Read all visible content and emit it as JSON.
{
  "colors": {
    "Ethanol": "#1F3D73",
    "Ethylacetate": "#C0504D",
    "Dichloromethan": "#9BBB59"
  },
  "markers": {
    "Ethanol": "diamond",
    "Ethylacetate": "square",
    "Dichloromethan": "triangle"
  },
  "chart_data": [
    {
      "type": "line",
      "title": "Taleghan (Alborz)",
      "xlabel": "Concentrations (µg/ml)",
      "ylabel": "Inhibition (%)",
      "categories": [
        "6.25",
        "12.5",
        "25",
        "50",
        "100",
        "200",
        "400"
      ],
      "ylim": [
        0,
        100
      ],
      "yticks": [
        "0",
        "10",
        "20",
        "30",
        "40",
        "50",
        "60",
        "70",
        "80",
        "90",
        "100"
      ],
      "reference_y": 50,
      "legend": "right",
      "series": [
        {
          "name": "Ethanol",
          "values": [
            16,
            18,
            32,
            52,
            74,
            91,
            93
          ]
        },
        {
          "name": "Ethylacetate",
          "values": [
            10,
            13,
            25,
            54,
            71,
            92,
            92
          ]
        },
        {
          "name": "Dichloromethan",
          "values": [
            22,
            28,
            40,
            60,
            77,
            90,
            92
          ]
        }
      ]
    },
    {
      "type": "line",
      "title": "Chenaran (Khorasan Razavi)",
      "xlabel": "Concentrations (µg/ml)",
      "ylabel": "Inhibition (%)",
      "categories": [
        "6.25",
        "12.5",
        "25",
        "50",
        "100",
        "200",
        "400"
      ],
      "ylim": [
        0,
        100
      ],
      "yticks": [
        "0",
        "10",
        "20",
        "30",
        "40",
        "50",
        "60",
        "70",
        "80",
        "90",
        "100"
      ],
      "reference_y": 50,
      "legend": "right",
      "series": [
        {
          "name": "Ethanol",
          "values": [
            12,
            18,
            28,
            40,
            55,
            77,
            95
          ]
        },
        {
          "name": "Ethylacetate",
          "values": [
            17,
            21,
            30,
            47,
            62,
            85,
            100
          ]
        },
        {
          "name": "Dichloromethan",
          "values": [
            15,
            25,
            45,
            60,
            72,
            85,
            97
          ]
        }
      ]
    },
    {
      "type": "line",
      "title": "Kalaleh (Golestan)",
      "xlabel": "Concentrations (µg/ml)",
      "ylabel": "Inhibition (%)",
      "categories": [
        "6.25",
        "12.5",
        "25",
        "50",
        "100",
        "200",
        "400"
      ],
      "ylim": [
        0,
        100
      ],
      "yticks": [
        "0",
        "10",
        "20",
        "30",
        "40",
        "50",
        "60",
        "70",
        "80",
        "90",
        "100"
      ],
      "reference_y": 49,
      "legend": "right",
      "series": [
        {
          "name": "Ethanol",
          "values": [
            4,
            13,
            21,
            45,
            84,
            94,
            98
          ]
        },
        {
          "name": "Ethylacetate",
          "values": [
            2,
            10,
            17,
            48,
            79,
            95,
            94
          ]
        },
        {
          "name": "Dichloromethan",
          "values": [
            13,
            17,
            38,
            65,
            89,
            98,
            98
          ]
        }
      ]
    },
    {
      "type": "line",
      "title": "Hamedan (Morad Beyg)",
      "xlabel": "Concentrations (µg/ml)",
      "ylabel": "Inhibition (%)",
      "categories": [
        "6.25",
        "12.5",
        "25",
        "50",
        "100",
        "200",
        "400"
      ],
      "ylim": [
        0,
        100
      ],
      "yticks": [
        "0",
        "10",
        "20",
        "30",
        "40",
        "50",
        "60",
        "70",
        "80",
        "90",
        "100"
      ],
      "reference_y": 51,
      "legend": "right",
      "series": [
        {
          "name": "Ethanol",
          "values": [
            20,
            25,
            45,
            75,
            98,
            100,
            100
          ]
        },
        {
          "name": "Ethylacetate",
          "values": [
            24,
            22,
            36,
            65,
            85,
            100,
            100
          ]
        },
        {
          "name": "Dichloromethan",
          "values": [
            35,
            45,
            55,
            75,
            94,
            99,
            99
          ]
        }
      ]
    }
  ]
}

▶ SHORT EXERCISE:
Print the listing above in its entirety, with every line exact.

▶ EXERCISE ANSWER:
Read all visible content and emit it as JSON.
{
  "colors": {
    "Ethanol": "#1F3D73",
    "Ethylacetate": "#C0504D",
    "Dichloromethan": "#9BBB59"
  },
  "markers": {
    "Ethanol": "diamond",
    "Ethylacetate": "square",
    "Dichloromethan": "triangle"
  },
  "chart_data": [
    {
      "type": "line",
      "title": "Taleghan (Alborz)",
      "xlabel": "Concentrations (µg/ml)",
      "ylabel": "Inhibition (%)",
      "categories": [
        "6.25",
        "12.5",
        "25",
        "50",
        "100",
        "200",
        "400"
      ],
      "ylim": [
        0,
        100
      ],
      "yticks": [
        "0",
        "10",
        "20",
        "30",
        "40",
        "50",
        "60",
        "70",
        "80",
        "90",
        "100"
      ],
      "reference_y": 50,
      "legend": "right",
      "series": [
        {
          "name": "Ethanol",
          "values": [
            16,
            18,
            32,
            52,
            74,
            91,
            93
          ]
        },
        {
          "name": "Ethylacetate",
          "values": [
            10,
            13,
            25,
            54,
            71,
            92,
            92
          ]
        },
        {
          "name": "Dichloromethan",
          "values": [
            22,
            28,
            40,
            60,
            77,
            90,
            92
          ]
        }
      ]
    },
    {
      "type": "line",
      "title": "Chenaran (Khorasan Razavi)",
      "xlabel": "Concentrations (µg/ml)",
      "ylabel": "Inhibition (%)",
      "categories": [
        "6.25",
        "12.5",
        "25",
        "50",
        "100",
        "200",
        "400"
      ],
      "ylim": [
        0,
        100
      ],
      "yticks": [
        "0",
        "10",
        "20",
        "30",
        "40",
        "50",
        "60",
        "70",
        "80",
        "90",
        "100"
      ],
      "reference_y": 50,
      "legend": "right",
      "series": [
        {
          "name": "Ethanol",
          "values": [
            12,
            18,
            28,
            40,
            55,
            77,
            95
          ]
        },
        {
          "name": "Ethylacetate",
          "values": [
            17,
            21,
            30,
            47,
            62,
            85,
            100
          ]
        },
        {
          "name": "Dichloromethan",
          "values": [
            15,
            25,
            45,
            60,
            72,
            85,
            97
          ]
        }
      ]
    },
    {
      "type": "line",
      "title": "Kalaleh (Golestan)",
      "xlabel": "Concentrations (µg/ml)",
      "ylabel": "Inhibition (%)",
      "categories": [
        "6.25",
        "12.5",
        "25",
        "50",
        "100",
        "200",
        "400"
      ],
      "ylim": [
        0,
        100
      ],
      "yticks": [
        "0",
        "10",
        "20",
        "30",
        "40",
        "50",
        "60",
        "70",
        "80",
        "90",
        "100"
      ],
      "reference_y": 49,
      "legend": "right",
      "series": [
        {
          "name": "Ethanol",
          "values": [
            4,
            13,
            21,
            45,
            84,
            94,
            98
          ]
        },
        {
          "name": "Ethylacetate",
          "values": [
            2,
            10,
            17,
            48,
            79,
            95,
            94
          ]
        },
        {
          "name": "Dichloromethan",
          "values": [
            13,
            17,
            38,
            65,
            89,
            98,
            98
          ]
        }
      ]
    },
    {
      "type": "line",
      "title": "Hamedan (Morad Beyg)",
      "xlabel": "Concentrations (µg/ml)",
      "ylabel": "Inhibition (%)",
      "categories": [
        "6.25",
        "12.5",
        "25",
        "50",
        "100",
        "200",
        "400"
      ],
      "ylim": [
        0,
        100
      ],
      "yticks": [
        "0",
        "10",
        "20",
        "30",
        "40",
        "50",
        "60",
        "70",
        "80",
        "90",
        "100"
      ],
      "reference_y": 51,
      "legend": "right",
      "series": [
        {
          "name": "Ethanol",
          "values": [
            20,
            25,
            45,
            75,
            98,
            100,
            100
          ]
        },
        {
          "name": "Ethylacetate",
          "values": [
            24,
            22,
            36,
            65,
            85,
            100,
            100
          ]
        },
        {
          "name": "Dichloromethan",
          "values": [
            35,
            45,
            55,
            75,
            94,
            99,
            99
          ]
        }
      ]
    }
  ]
}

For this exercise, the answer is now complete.